→ Task to carry out: Lines containing the string "color" are to be collected in full.

→ Data in this exercise:
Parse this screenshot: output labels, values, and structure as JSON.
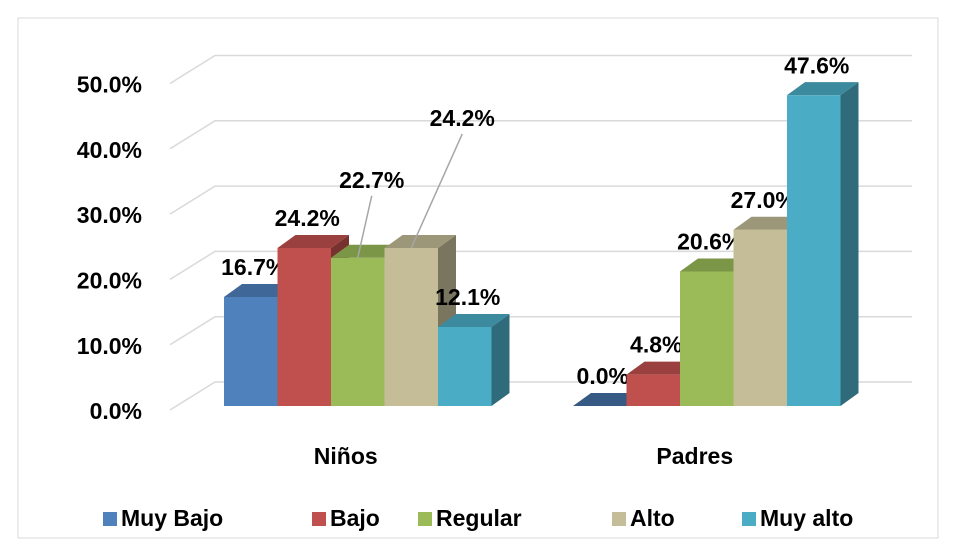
{
  "chart_data": {
    "type": "bar3d",
    "categories": [
      "Niños",
      "Padres"
    ],
    "series": [
      {
        "name": "Muy Bajo",
        "color": "#4f81bd",
        "values": [
          16.7,
          0.0
        ],
        "value_labels": [
          "16.7%",
          "0.0%"
        ]
      },
      {
        "name": "Bajo",
        "color": "#c0504d",
        "values": [
          24.2,
          4.8
        ],
        "value_labels": [
          "24.2%",
          "4.8%"
        ]
      },
      {
        "name": "Regular",
        "color": "#9bbb59",
        "values": [
          22.7,
          20.6
        ],
        "value_labels": [
          "22.7%",
          "20.6%"
        ]
      },
      {
        "name": "Alto",
        "color": "#c4bd97",
        "values": [
          24.2,
          27.0
        ],
        "value_labels": [
          "24.2%",
          "27.0%"
        ]
      },
      {
        "name": "Muy alto",
        "color": "#4bacc6",
        "values": [
          12.1,
          47.6
        ],
        "value_labels": [
          "12.1%",
          "47.6%"
        ]
      }
    ],
    "ylim": [
      0,
      50
    ],
    "yticks": [
      {
        "value": 0,
        "label": "0.0%"
      },
      {
        "value": 10,
        "label": "10.0%"
      },
      {
        "value": 20,
        "label": "20.0%"
      },
      {
        "value": 30,
        "label": "30.0%"
      },
      {
        "value": 40,
        "label": "40.0%"
      },
      {
        "value": 50,
        "label": "50.0%"
      }
    ],
    "grid": true,
    "legend": "bottom"
  }
}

→ Result for this exercise:
        "color": "#4f81bd",
        "color": "#c0504d",
        "color": "#9bbb59",
        "color": "#c4bd97",
        "color": "#4bacc6",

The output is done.